§ AIM OF THE TASK: In the material below, identify each line bearing the word "医防并重". Reproduce those lines.
* * *
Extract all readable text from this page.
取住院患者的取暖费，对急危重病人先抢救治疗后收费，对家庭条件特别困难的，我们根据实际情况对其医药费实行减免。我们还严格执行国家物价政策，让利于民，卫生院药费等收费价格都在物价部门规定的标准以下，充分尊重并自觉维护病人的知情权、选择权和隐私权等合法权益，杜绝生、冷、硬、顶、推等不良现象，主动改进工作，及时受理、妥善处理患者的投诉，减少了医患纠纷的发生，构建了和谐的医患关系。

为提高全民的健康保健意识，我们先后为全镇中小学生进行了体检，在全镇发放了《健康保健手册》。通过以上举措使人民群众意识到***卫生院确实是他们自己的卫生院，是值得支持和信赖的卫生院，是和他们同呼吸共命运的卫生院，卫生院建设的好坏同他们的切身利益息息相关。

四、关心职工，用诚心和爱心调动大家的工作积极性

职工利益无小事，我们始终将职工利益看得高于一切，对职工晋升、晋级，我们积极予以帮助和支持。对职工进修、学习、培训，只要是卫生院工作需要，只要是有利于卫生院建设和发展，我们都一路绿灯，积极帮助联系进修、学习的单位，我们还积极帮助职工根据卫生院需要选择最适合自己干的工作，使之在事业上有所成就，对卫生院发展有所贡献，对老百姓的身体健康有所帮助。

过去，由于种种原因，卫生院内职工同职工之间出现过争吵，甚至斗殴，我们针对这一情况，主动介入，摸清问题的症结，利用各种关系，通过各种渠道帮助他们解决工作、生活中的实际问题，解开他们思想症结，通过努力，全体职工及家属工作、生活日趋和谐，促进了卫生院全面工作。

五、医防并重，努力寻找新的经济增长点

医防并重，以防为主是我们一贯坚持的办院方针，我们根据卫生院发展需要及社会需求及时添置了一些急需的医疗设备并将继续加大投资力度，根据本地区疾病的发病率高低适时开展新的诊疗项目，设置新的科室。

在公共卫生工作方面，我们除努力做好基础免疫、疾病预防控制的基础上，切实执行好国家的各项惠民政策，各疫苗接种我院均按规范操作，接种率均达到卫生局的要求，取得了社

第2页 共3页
* * *
§ RESULT OF THE TASK:
五、医防并重，努力寻找新的经济增长点
医防并重，以防为主是我们一贯坚持的办院方针，我们根据卫生院发展需要及社会需求及时添置了一些急需的医疗设备并将继续加大投资力度，根据本地区疾病的发病率高低适时开展新的诊疗项目，设置新的科室。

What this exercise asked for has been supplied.